Records to use:
----------------

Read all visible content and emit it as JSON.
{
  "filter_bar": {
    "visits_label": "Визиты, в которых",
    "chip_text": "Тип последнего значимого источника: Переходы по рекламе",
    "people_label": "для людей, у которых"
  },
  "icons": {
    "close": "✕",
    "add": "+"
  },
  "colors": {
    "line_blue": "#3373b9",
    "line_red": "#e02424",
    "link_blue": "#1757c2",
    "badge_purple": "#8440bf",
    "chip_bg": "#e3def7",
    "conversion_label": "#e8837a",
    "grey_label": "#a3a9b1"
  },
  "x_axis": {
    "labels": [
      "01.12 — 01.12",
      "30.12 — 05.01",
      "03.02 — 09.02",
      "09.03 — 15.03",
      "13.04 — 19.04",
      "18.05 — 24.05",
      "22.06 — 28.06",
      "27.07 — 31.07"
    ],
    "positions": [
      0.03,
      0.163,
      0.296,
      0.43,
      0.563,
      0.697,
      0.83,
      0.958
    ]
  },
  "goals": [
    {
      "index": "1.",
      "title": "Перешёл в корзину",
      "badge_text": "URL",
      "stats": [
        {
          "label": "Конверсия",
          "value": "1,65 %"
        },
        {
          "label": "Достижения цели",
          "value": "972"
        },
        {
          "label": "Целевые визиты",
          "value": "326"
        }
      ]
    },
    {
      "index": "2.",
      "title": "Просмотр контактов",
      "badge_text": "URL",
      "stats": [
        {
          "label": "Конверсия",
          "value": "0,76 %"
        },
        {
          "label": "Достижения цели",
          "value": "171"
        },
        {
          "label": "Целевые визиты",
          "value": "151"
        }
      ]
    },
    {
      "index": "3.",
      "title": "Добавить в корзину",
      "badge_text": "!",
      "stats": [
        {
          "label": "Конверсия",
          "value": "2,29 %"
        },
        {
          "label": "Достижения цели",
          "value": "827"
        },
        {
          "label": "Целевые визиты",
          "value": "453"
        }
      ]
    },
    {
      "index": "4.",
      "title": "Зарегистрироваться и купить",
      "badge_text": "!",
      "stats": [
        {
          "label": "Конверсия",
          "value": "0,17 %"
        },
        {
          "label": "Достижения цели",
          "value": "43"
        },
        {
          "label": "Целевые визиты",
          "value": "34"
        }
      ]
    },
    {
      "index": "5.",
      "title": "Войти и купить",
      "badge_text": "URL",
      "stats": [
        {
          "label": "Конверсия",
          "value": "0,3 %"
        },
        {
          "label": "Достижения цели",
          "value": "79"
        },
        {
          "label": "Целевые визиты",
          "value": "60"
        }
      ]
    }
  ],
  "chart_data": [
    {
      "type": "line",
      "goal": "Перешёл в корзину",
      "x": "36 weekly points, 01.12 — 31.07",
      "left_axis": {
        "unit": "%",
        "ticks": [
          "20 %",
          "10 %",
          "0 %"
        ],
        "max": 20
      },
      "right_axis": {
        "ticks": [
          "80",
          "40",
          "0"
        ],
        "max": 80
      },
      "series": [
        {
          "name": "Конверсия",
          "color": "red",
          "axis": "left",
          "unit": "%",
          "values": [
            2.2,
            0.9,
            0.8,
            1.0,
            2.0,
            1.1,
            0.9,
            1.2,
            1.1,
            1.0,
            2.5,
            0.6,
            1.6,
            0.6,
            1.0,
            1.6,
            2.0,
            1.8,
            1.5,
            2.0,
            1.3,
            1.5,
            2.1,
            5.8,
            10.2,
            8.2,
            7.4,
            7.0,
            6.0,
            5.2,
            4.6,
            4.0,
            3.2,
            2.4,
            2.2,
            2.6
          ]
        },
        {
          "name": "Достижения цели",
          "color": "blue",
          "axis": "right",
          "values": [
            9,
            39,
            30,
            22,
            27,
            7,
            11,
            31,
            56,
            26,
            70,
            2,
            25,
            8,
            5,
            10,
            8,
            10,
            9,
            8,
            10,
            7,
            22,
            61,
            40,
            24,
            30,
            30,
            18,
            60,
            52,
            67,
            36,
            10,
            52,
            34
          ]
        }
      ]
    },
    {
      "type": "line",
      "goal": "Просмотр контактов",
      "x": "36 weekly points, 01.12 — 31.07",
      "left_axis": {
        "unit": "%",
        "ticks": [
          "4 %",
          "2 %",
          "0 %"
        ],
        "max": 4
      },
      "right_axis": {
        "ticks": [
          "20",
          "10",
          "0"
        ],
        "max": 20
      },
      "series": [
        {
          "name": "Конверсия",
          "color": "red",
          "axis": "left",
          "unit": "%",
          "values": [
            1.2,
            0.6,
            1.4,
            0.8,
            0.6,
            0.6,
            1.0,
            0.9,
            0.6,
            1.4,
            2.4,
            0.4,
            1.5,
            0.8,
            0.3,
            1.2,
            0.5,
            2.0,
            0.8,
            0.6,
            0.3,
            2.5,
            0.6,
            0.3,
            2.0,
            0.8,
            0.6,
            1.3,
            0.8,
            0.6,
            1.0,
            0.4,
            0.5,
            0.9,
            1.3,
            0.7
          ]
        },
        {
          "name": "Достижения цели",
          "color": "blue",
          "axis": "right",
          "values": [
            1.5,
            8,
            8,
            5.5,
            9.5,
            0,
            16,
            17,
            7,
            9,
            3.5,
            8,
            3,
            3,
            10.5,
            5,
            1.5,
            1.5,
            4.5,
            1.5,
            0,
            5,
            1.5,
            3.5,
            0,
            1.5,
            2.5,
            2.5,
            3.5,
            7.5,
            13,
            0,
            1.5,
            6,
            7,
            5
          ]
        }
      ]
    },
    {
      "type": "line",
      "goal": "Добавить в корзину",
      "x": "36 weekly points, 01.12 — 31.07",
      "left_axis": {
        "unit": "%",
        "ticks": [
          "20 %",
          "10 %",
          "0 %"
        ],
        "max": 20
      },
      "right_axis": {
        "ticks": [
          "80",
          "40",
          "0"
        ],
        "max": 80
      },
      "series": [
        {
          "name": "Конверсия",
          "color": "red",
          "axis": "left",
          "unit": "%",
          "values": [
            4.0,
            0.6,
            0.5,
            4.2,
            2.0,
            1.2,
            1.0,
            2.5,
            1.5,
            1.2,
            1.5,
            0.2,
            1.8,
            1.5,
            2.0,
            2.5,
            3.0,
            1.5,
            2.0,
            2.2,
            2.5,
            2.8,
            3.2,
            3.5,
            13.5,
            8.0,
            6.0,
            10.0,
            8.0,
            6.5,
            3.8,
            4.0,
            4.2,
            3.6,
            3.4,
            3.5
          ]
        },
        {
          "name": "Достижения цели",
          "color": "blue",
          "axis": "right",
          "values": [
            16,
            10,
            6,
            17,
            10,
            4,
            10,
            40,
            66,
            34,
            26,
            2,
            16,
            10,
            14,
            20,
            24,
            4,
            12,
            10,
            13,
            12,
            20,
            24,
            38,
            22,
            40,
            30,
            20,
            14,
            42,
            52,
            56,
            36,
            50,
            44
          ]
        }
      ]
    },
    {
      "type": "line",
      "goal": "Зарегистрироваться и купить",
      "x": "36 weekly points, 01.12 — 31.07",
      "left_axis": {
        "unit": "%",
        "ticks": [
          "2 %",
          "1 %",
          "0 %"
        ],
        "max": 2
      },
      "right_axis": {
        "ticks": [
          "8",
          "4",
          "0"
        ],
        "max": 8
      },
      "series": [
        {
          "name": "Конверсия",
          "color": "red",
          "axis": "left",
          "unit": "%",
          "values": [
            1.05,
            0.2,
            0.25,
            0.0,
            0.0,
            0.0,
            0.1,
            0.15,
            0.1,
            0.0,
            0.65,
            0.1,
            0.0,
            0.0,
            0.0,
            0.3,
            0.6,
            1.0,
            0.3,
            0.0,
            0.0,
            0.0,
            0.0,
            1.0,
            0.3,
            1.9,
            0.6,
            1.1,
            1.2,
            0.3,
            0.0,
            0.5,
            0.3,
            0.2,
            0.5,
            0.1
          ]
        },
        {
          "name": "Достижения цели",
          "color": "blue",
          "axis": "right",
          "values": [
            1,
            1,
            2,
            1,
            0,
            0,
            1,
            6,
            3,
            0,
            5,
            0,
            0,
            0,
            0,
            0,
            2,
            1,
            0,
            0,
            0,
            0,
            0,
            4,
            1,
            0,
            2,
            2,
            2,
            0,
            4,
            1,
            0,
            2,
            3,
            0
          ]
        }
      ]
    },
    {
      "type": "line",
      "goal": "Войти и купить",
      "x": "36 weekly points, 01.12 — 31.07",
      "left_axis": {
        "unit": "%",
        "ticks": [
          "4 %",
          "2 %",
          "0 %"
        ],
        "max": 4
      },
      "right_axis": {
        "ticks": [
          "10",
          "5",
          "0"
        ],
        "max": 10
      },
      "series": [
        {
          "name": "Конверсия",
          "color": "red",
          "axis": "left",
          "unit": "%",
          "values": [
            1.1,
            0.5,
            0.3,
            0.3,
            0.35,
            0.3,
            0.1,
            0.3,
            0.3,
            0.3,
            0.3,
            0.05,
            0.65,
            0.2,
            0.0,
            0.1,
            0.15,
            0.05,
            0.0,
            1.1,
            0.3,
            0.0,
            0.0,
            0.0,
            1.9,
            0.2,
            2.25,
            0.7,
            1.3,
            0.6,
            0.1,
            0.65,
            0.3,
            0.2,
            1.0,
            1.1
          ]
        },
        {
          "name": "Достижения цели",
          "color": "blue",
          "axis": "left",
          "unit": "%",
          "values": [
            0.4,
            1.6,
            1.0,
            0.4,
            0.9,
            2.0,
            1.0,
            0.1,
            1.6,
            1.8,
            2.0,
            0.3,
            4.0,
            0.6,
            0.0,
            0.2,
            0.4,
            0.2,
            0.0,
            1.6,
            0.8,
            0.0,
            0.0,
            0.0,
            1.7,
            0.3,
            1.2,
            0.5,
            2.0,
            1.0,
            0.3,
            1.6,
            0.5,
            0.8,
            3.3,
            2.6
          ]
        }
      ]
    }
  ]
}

----------------

What the task asks: From the entries above, copy every line where the word "купить" shows up.

Solution for this problem:
      "title": "Зарегистрироваться и купить",
      "title": "Войти и купить",
      "goal": "Зарегистрироваться и купить",
      "goal": "Войти и купить",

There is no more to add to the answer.